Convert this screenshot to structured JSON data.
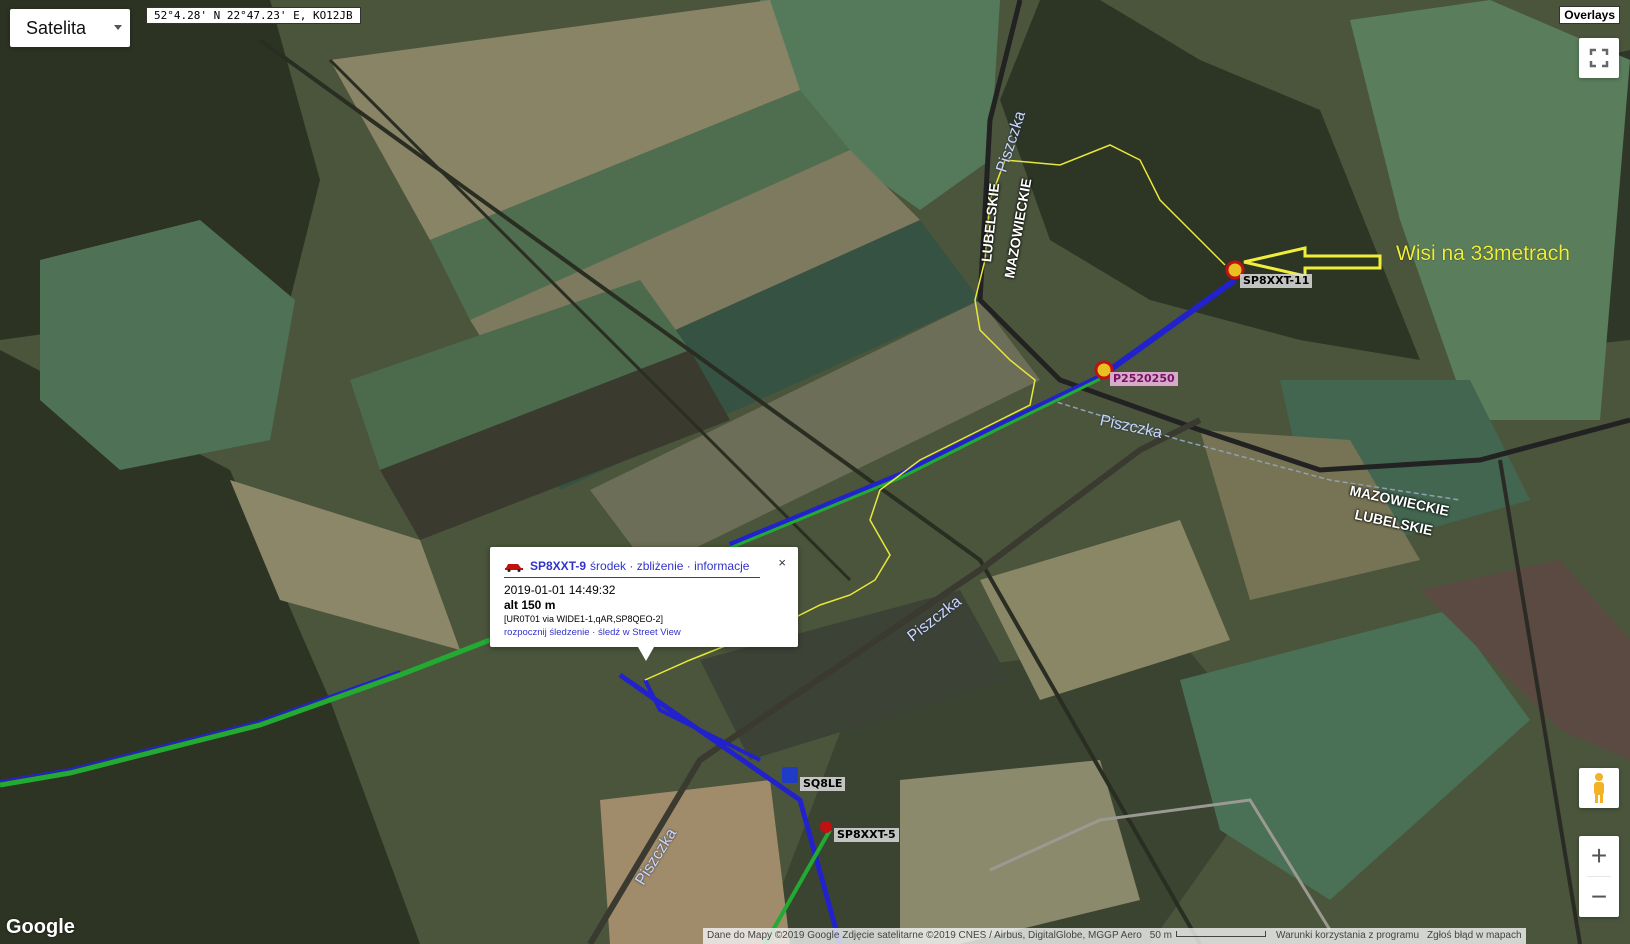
{
  "map_type_control": {
    "label": "Satelita"
  },
  "coordinates_readout": "52°4.28' N 22°47.23' E, KO12JB",
  "overlays_button": "Overlays",
  "stations": [
    {
      "callsign": "SP8XXT-11",
      "style": "grey"
    },
    {
      "callsign": "P2520250",
      "style": "pink"
    },
    {
      "callsign": "SQ8LE",
      "style": "grey"
    },
    {
      "callsign": "SP8XXT-5",
      "style": "grey"
    }
  ],
  "annotation": {
    "text": "Wisi na 33metrach",
    "color": "#f0ee3a"
  },
  "road_labels": [
    "LUBELSKIE",
    "MAZOWIECKIE",
    "MAZOWIECKIE",
    "LUBELSKIE"
  ],
  "river_labels": [
    "Piszczka",
    "Piszczka",
    "Piszczka",
    "Piszczka"
  ],
  "info_window": {
    "callsign": "SP8XXT-9",
    "links": "środek · zbliżenie · informacje",
    "close": "×",
    "timestamp": "2019-01-01 14:49:32",
    "altitude": "alt 150 m",
    "path": "[UR0T01 via WIDE1-1,qAR,SP8QEO-2]",
    "track_links": "rozpocznij śledzenie · śledź w Street View"
  },
  "zoom": {
    "in": "+",
    "out": "−"
  },
  "google_logo": "Google",
  "attribution": {
    "data": "Dane do Mapy ©2019 Google Zdjęcie satelitarne ©2019 CNES / Airbus, DigitalGlobe, MGGP Aero",
    "scale": "50 m",
    "terms": "Warunki korzystania z programu",
    "report": "Zgłoś błąd w mapach"
  },
  "colors": {
    "track_blue": "#2222cc",
    "track_green": "#22aa33",
    "gps_track_yellow": "#e8e83a"
  }
}
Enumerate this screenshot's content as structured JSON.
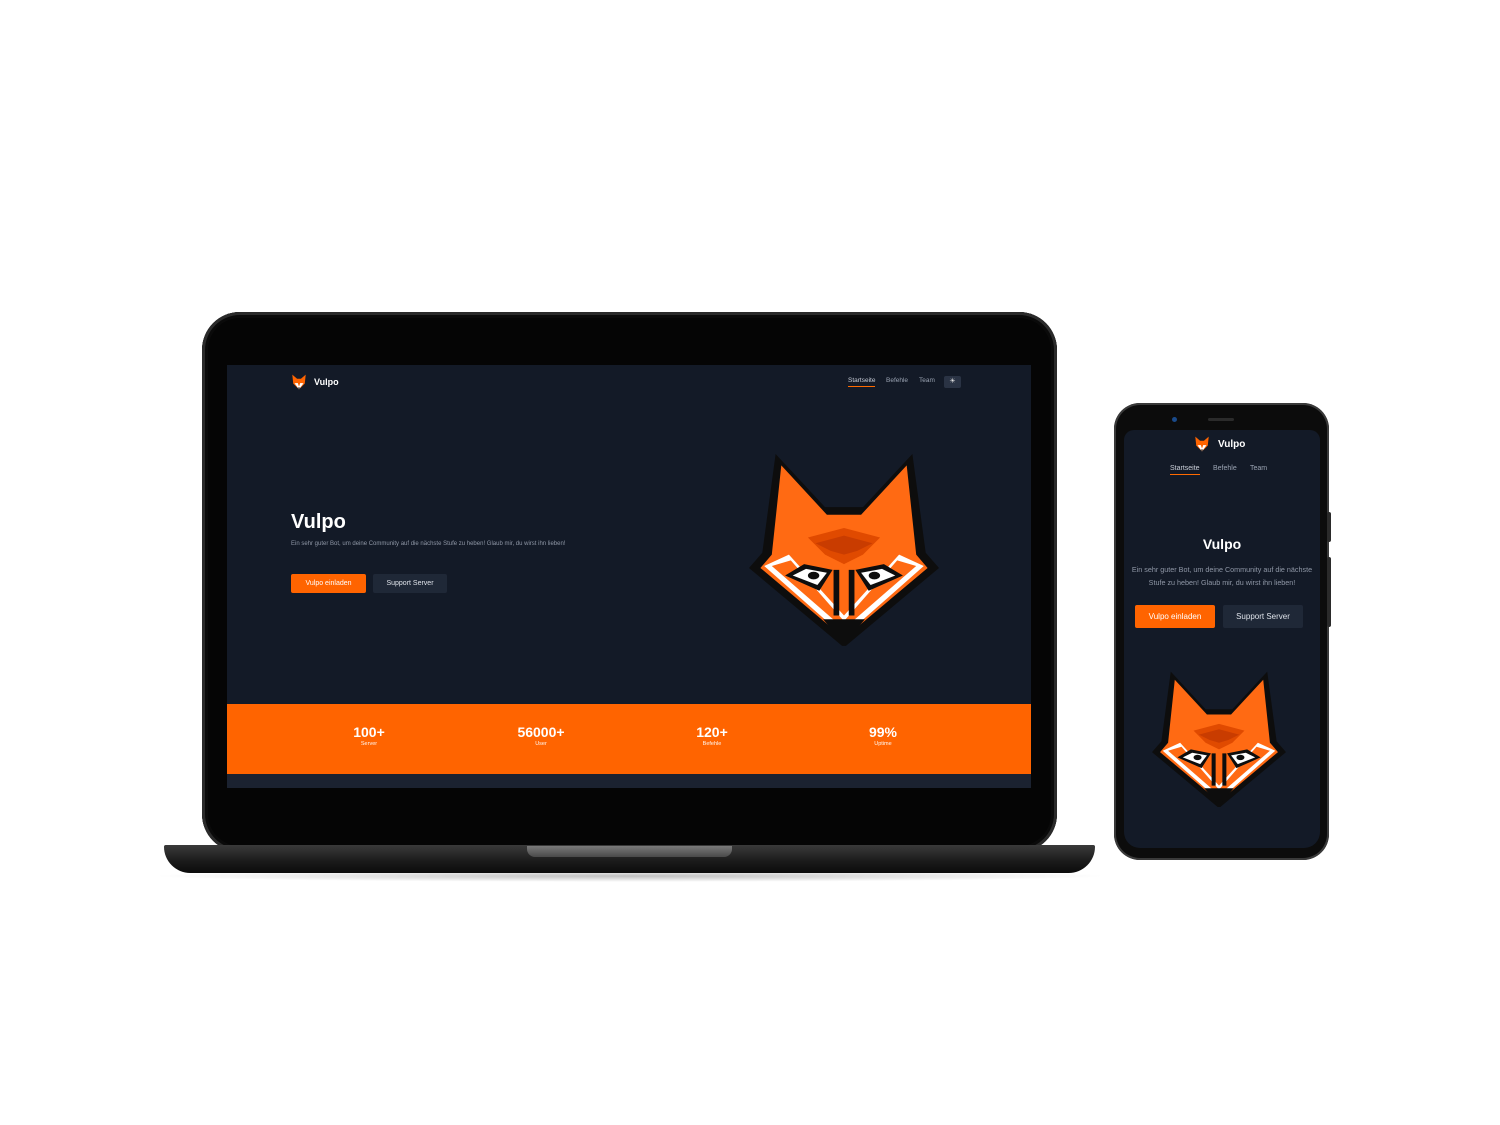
{
  "site": {
    "brand": "Vulpo",
    "nav": {
      "home": "Startseite",
      "commands": "Befehle",
      "team": "Team",
      "theme_icon": "sun-icon"
    },
    "hero": {
      "title": "Vulpo",
      "description": "Ein sehr guter Bot, um deine Community auf die nächste Stufe zu heben! Glaub mir, du wirst ihn lieben!",
      "invite_button": "Vulpo einladen",
      "support_button": "Support Server"
    },
    "stats": [
      {
        "value": "100+",
        "label": "Server"
      },
      {
        "value": "56000+",
        "label": "User"
      },
      {
        "value": "120+",
        "label": "Befehle"
      },
      {
        "value": "99%",
        "label": "Uptime"
      }
    ],
    "colors": {
      "accent": "#ff6400",
      "background": "#131a27",
      "secondary_button": "#1f2837"
    }
  }
}
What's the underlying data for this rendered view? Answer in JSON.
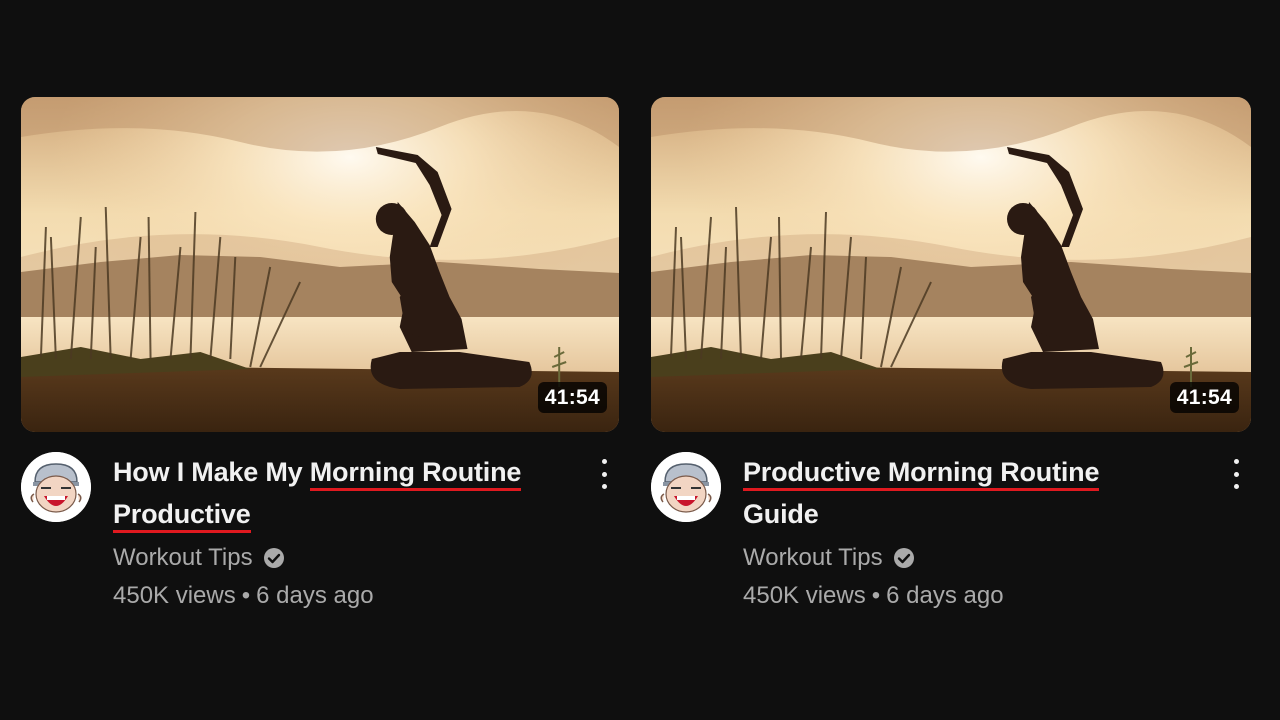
{
  "videos": [
    {
      "title_plain": "How I Make My ",
      "title_highlight_1": "Morning Routine",
      "title_highlight_2": "Productive",
      "title_after": "",
      "duration": "41:54",
      "channel": "Workout Tips",
      "views": "450K views",
      "separator": "•",
      "age": "6 days ago",
      "verified_icon": "check-circle-icon",
      "menu_icon": "more-vertical-icon"
    },
    {
      "title_plain": "",
      "title_highlight_1": "Productive Morning Routine",
      "title_highlight_2": "",
      "title_after": "Guide",
      "duration": "41:54",
      "channel": "Workout Tips",
      "views": "450K views",
      "separator": "•",
      "age": "6 days ago",
      "verified_icon": "check-circle-icon",
      "menu_icon": "more-vertical-icon"
    }
  ],
  "colors": {
    "background": "#0f0f0f",
    "highlight_underline": "#e0191f",
    "secondary_text": "#aaaaaa"
  }
}
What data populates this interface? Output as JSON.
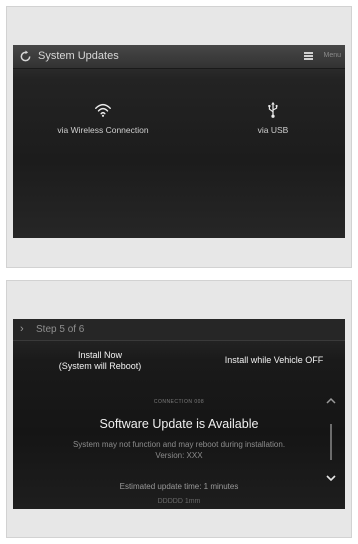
{
  "screen1": {
    "title": "System Updates",
    "menu_label": "Menu",
    "options": [
      {
        "label": "via Wireless Connection",
        "icon": "wifi-icon"
      },
      {
        "label": "via USB",
        "icon": "usb-icon"
      }
    ]
  },
  "screen2": {
    "step_label": "Step 5 of 6",
    "buttons": {
      "install_now_line1": "Install Now",
      "install_now_line2": "(System will Reboot)",
      "install_off": "Install while Vehicle OFF"
    },
    "connection_label": "CONNECTION 008",
    "title": "Software Update is Available",
    "description_line1": "System may not function and may reboot during installation.",
    "description_line2": "Version: XXX",
    "estimated_time": "Estimated update time: 1 minutes",
    "cut_off_text": "DDDDD 1mm"
  },
  "colors": {
    "screen_background": "#1c1c1c",
    "panel_background": "#e7e7e7",
    "text_light": "#f0f0f0"
  }
}
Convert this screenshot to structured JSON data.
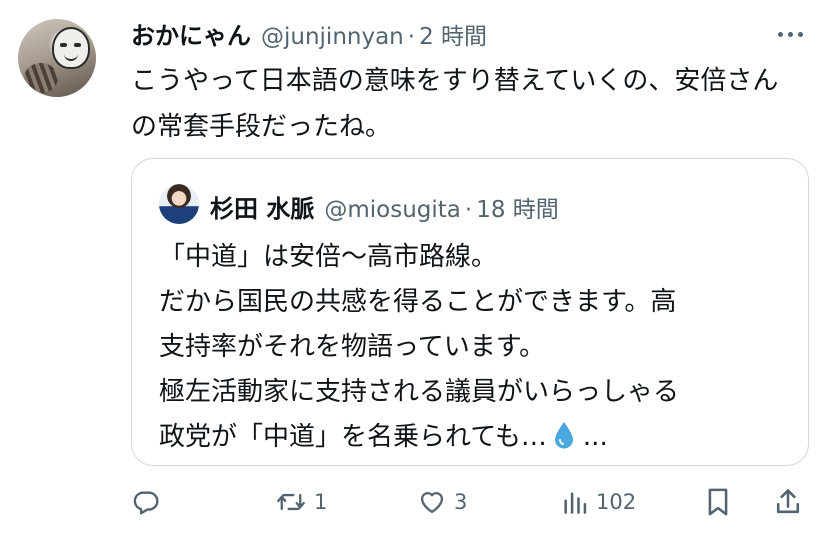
{
  "tweet": {
    "display_name": "おかにゃん",
    "handle": "@junjinnyan",
    "separator": "·",
    "time": "2 時間",
    "text": "こうやって日本語の意味をすり替えていくの、安倍さんの常套手段だったね。"
  },
  "quote": {
    "display_name": "杉田 水脈",
    "handle": "@miosugita",
    "separator": "·",
    "time": "18 時間",
    "lines": [
      "「中道」は安倍〜高市路線。",
      "だから国民の共感を得ることができます。高",
      "支持率がそれを物語っています。",
      "極左活動家に支持される議員がいらっしゃる"
    ],
    "last_line_text": "政党が「中道」を名乗られても…",
    "last_line_suffix": "...",
    "emoji_icon": "droplet-icon"
  },
  "actions": {
    "reply_icon": "reply-icon",
    "retweet_icon": "retweet-icon",
    "retweet_count": "1",
    "like_icon": "heart-icon",
    "like_count": "3",
    "views_icon": "views-icon",
    "views_count": "102",
    "bookmark_icon": "bookmark-icon",
    "share_icon": "share-icon"
  },
  "colors": {
    "text_primary": "#0f1419",
    "text_secondary": "#536471",
    "border": "#cfd9de",
    "droplet": "#4aa8e0"
  }
}
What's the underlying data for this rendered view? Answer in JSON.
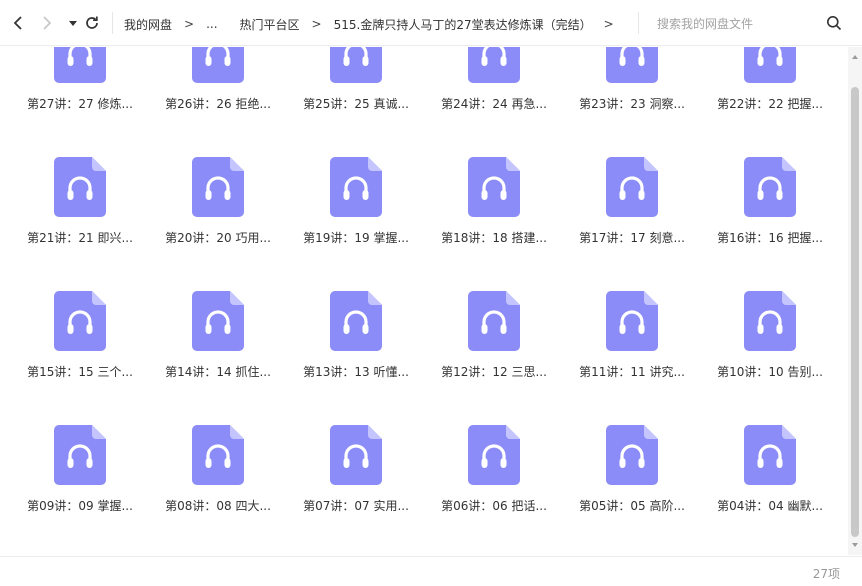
• • • • •
Written problem: Make an exact copy of all the material, but keep the pictures out of it.

Result of this task:
Convert this screenshot to structured JSON data.
{
  "map_type_control": {
    "label": "Satelita"
  },
  "coordinates_readout": "52°4.28' N 22°47.23' E, KO12JB",
  "overlays_button": "Overlays",
  "stations": [
    {
      "callsign": "SP8XXT-11",
      "style": "grey"
    },
    {
      "callsign": "P2520250",
      "style": "pink"
    },
    {
      "callsign": "SQ8LE",
      "style": "grey"
    },
    {
      "callsign": "SP8XXT-5",
      "style": "grey"
    }
  ],
  "annotation": {
    "text": "Wisi na 33metrach",
    "color": "#f0ee3a"
  },
  "road_labels": [
    "LUBELSKIE",
    "MAZOWIECKIE",
    "MAZOWIECKIE",
    "LUBELSKIE"
  ],
  "river_labels": [
    "Piszczka",
    "Piszczka",
    "Piszczka",
    "Piszczka"
  ],
  "info_window": {
    "callsign": "SP8XXT-9",
    "links": "środek · zbliżenie · informacje",
    "close": "×",
    "timestamp": "2019-01-01 14:49:32",
    "altitude": "alt 150 m",
    "path": "[UR0T01 via WIDE1-1,qAR,SP8QEO-2]",
    "track_links": "rozpocznij śledzenie · śledź w Street View"
  },
  "zoom": {
    "in": "+",
    "out": "−"
  },
  "google_logo": "Google",
  "attribution": {
    "data": "Dane do Mapy ©2019 Google Zdjęcie satelitarne ©2019 CNES / Airbus, DigitalGlobe, MGGP Aero",
    "scale": "50 m",
    "terms": "Warunki korzystania z programu",
    "report": "Zgłoś błąd w mapach"
  },
  "colors": {
    "track_blue": "#2222cc",
    "track_green": "#22aa33",
    "gps_track_yellow": "#e8e83a"
  }
}
Enumerate this screenshot's content as structured JSON.
{
  "site": {
    "brand": "Vulpo",
    "nav": {
      "home": "Startseite",
      "commands": "Befehle",
      "team": "Team",
      "theme_icon": "sun-icon"
    },
    "hero": {
      "title": "Vulpo",
      "description": "Ein sehr guter Bot, um deine Community auf die nächste Stufe zu heben! Glaub mir, du wirst ihn lieben!",
      "invite_button": "Vulpo einladen",
      "support_button": "Support Server"
    },
    "stats": [
      {
        "value": "100+",
        "label": "Server"
      },
      {
        "value": "56000+",
        "label": "User"
      },
      {
        "value": "120+",
        "label": "Befehle"
      },
      {
        "value": "99%",
        "label": "Uptime"
      }
    ],
    "colors": {
      "accent": "#ff6400",
      "background": "#131a27",
      "secondary_button": "#1f2837"
    }
  }
}
What's the underlying data for this rendered view? Answer in JSON.
{
  "videos": [
    {
      "title_plain": "How I Make My ",
      "title_highlight_1": "Morning Routine",
      "title_highlight_2": "Productive",
      "title_after": "",
      "duration": "41:54",
      "channel": "Workout Tips",
      "views": "450K views",
      "separator": "•",
      "age": "6 days ago",
      "verified_icon": "check-circle-icon",
      "menu_icon": "more-vertical-icon"
    },
    {
      "title_plain": "",
      "title_highlight_1": "Productive Morning Routine",
      "title_highlight_2": "",
      "title_after": "Guide",
      "duration": "41:54",
      "channel": "Workout Tips",
      "views": "450K views",
      "separator": "•",
      "age": "6 days ago",
      "verified_icon": "check-circle-icon",
      "menu_icon": "more-vertical-icon"
    }
  ],
  "colors": {
    "background": "#0f0f0f",
    "highlight_underline": "#e0191f",
    "secondary_text": "#aaaaaa"
  }
}
What data populates this interface? Output as JSON.
{
  "screen1": {
    "title": "System Updates",
    "menu_label": "Menu",
    "options": [
      {
        "label": "via Wireless Connection",
        "icon": "wifi-icon"
      },
      {
        "label": "via USB",
        "icon": "usb-icon"
      }
    ]
  },
  "screen2": {
    "step_label": "Step 5 of 6",
    "buttons": {
      "install_now_line1": "Install Now",
      "install_now_line2": "(System will Reboot)",
      "install_off": "Install while Vehicle OFF"
    },
    "connection_label": "CONNECTION 008",
    "title": "Software Update is Available",
    "description_line1": "System may not function and may reboot during installation.",
    "description_line2": "Version: XXX",
    "estimated_time": "Estimated update time: 1 minutes",
    "cut_off_text": "DDDDD 1mm"
  },
  "colors": {
    "screen_background": "#1c1c1c",
    "panel_background": "#e7e7e7",
    "text_light": "#f0f0f0"
  }
}
Convert this screenshot to structured JSON data.
{
  "tweet": {
    "display_name": "おかにゃん",
    "handle": "@junjinnyan",
    "separator": "·",
    "time": "2 時間",
    "text": "こうやって日本語の意味をすり替えていくの、安倍さんの常套手段だったね。"
  },
  "quote": {
    "display_name": "杉田 水脈",
    "handle": "@miosugita",
    "separator": "·",
    "time": "18 時間",
    "lines": [
      "「中道」は安倍〜高市路線。",
      "だから国民の共感を得ることができます。高",
      "支持率がそれを物語っています。",
      "極左活動家に支持される議員がいらっしゃる"
    ],
    "last_line_text": "政党が「中道」を名乗られても…",
    "last_line_suffix": "...",
    "emoji_icon": "droplet-icon"
  },
  "actions": {
    "reply_icon": "reply-icon",
    "retweet_icon": "retweet-icon",
    "retweet_count": "1",
    "like_icon": "heart-icon",
    "like_count": "3",
    "views_icon": "views-icon",
    "views_count": "102",
    "bookmark_icon": "bookmark-icon",
    "share_icon": "share-icon"
  },
  "colors": {
    "text_primary": "#0f1419",
    "text_secondary": "#536471",
    "border": "#cfd9de",
    "droplet": "#4aa8e0"
  }
}
What's the underlying data for this rendered view? Answer in JSON.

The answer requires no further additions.